Russian bank Otkritie significantly reduces its holding of Russia 2030 Eurobonds

Russian bank Otkritie significantly reduces its holding of Russia 2030 Eurobonds
By bne IntelliNews August 18, 2017

Wobbling Russian bank Otkritie has dramatically reduced its holding of Russian sovereign Eurobonds that mature in 2030.

Previously, the bank was the largest single holder of the bonds. The bank reported it held a 60% share in the entire 2030s worth RUB496.2bn (€7.14bn) at the end of 2016.

However, according to Otkrytie’s quarterly report the holding has fallen by about 85% to RUB85.4bn (€1.2bn equivalent) worth of the Russian sovereign Eurobonds. The bank appears to have been selling the bonds all year: the report also said the holdings in the 2030s declined from RUB171bn (€2.5bn) at the start of 2017 to RUB 121bn (€1.7bn) as of 1 April 2017.

“Although it is impossible to estimate the completeness of the 2030s ownership, we believe that the Russian banks and companies hold the lion’s share of the 2030s,” Raiffeisen Bank said in a note.

These bonds are in play, as they may be included in a Ministry of Finance plan to swap $4bn of sovereign debt later this year for longer maturities. The ministry is getting ready to swap the debt and buy back the outstanding notes due 2018, 2028 and 2030, reported Raiffeisen. The swap amount would be capped at $4bn by the 2017 budget law.

“Although Russia gave no timeframe for the swap, we believe that the transaction will be launched in the first half of September. We expect the swap to remove the issues with poor liquidity and/or shorter duration and to add medium-term to long-term new bonds which could positive for the market liquidity and sovereign risk pricing,” Raiffeisen said.

The problems with Otkritie emerged at the beginning of the month when bne IntelliNews sources said the bank was “in trouble” and that commercial banks were cutting their exposure to it.

Clients of Otkritie Bank then experienced disruptions with ATMs on August 5, which the bank attributed to an accident on power supply links to headquarters, amid reports that the Russian commercial lender was looking for ways to boost capital.

Otkritie’s woes are also showing up in the repo market, where banks used their bonds to borrow from the Central Bank of Russia (CBR) using its 10% short-term liquidity facility.

Borrowing by Russian banks making use of the repo facility soared to levels last seen at the end of 2016 this year. The total outstanding has shot up in the last month to RUB516bn ($8.6bn), according to official figures, the highest since January. The collapse of Jurga bank, the biggest commercial bank to die so far, is also thought to blame for the repo spike.

As concerns build, Otkritie has also seen a major outflow of assets. The bank’s non-consolidated assets downsized by 12% in July 2017 amid significant fund outflows. According to local GAAP figures, during the month the bank lost RUB320bn ($5.7bn) of corporate and RUB36bn of retail savings, which together accounted for 23% of total deposits as of 1 July 2017. Additional RUB262bn of funds were withdrawn by banks. In total Otkritie has lost $10.4bn in assets in recent months.

These outflows were partially refinanced by means of the CBR repo facilities, says Raiffeisen, where the bank was the major consumer of RUB repo line.

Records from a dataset
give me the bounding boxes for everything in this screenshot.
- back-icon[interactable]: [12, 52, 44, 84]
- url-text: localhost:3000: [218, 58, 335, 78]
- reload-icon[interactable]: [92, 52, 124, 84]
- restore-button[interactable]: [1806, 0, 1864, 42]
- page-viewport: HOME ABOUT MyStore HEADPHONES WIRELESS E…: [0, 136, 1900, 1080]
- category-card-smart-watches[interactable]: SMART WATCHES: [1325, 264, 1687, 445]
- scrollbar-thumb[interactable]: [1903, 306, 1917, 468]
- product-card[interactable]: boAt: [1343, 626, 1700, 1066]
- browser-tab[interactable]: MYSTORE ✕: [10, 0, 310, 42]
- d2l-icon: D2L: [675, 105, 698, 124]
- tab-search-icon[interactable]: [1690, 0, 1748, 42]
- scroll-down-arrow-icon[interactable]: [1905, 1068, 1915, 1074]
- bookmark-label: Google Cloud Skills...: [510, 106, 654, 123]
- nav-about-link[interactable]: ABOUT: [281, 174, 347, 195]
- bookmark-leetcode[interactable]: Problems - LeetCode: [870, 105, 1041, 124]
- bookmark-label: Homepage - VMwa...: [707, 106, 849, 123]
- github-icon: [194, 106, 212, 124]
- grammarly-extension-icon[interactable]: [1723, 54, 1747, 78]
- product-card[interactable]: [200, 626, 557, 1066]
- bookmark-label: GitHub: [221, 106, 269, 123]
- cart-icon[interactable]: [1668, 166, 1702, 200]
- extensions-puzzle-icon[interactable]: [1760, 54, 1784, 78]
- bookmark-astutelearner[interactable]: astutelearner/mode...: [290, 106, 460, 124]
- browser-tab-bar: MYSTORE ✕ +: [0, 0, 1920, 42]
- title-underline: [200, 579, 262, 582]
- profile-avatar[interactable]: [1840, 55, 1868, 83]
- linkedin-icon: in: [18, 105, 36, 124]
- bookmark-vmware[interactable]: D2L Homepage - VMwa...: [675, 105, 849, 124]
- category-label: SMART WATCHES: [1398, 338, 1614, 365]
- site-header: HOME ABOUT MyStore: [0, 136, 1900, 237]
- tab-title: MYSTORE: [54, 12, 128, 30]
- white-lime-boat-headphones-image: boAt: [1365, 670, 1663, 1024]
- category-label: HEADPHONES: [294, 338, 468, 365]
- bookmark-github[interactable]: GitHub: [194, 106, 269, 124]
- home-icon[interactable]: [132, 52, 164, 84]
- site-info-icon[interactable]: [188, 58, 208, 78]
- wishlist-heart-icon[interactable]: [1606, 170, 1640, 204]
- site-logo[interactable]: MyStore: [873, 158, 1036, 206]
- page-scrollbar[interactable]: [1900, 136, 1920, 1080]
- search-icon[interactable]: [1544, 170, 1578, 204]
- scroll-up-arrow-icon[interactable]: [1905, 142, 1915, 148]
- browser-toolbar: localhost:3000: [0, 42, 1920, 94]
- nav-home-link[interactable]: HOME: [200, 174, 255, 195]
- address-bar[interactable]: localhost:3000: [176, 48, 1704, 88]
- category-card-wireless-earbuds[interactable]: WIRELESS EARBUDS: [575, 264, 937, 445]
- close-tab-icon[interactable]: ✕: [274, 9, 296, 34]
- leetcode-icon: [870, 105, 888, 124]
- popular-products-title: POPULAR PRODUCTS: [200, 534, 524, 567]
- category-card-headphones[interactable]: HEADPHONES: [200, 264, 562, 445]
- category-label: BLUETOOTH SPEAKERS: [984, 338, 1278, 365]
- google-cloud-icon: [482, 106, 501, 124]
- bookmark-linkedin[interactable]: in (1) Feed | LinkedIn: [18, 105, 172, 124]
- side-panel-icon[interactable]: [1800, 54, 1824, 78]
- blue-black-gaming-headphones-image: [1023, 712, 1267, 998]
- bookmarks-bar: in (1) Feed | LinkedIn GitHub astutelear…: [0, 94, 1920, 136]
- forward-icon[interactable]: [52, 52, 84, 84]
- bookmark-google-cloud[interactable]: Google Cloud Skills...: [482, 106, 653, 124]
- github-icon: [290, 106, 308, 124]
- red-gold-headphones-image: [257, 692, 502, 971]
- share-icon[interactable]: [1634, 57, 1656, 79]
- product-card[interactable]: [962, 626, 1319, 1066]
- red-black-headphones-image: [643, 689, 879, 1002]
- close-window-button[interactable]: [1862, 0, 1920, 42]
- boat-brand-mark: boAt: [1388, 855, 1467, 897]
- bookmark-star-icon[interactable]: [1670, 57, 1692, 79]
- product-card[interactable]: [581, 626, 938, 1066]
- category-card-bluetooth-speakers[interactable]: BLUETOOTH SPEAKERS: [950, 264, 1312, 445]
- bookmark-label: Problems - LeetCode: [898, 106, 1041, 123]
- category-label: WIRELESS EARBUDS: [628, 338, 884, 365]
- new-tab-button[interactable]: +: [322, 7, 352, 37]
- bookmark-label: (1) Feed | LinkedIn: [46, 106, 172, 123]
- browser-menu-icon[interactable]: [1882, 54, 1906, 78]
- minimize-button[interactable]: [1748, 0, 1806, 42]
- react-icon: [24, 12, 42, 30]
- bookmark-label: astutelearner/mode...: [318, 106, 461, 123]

• WHAT YOU WILL DO:
1 > Answer these questions using the article on Otkritie:
(a) What share of the 2030 Eurobonds did the bank report holding at the end of 2016?
(b) On what date did clients of Otkritie Bank experience disruptions with ATMs?
(c) How much retail savings did the bank lose in July 2017?
2 > Output the part of the article on Otkritie between "However, according to" and "2017 budget law.", inclusive, word for word.
The data above is separate material and has no connection to the article on Otkritie.

• EXERCISE ANSWERS:
1 >
(a) 60%
(b) August 5
(c) RUB36bn

2 >
However, according to Otkrytie’s quarterly report the holding has fallen by about 85% to RUB85.4bn (€1.2bn equivalent) worth of the Russian sovereign Eurobonds. The bank appears to have been selling the bonds all year: the report also said the holdings in the 2030s declined from RUB171bn (€2.5bn) at the start of 2017 to RUB 121bn (€1.7bn) as of 1 April 2017.

“Although it is impossible to estimate the completeness of the 2030s ownership, we believe that the Russian banks and companies hold the lion’s share of the 2030s,” Raiffeisen Bank said in a note.

These bonds are in play, as they may be included in a Ministry of Finance plan to swap $4bn of sovereign debt later this year for longer maturities. The ministry is getting ready to swap the debt and buy back the outstanding notes due 2018, 2028 and 2030, reported Raiffeisen. The swap amount would be capped at $4bn by the 2017 budget law.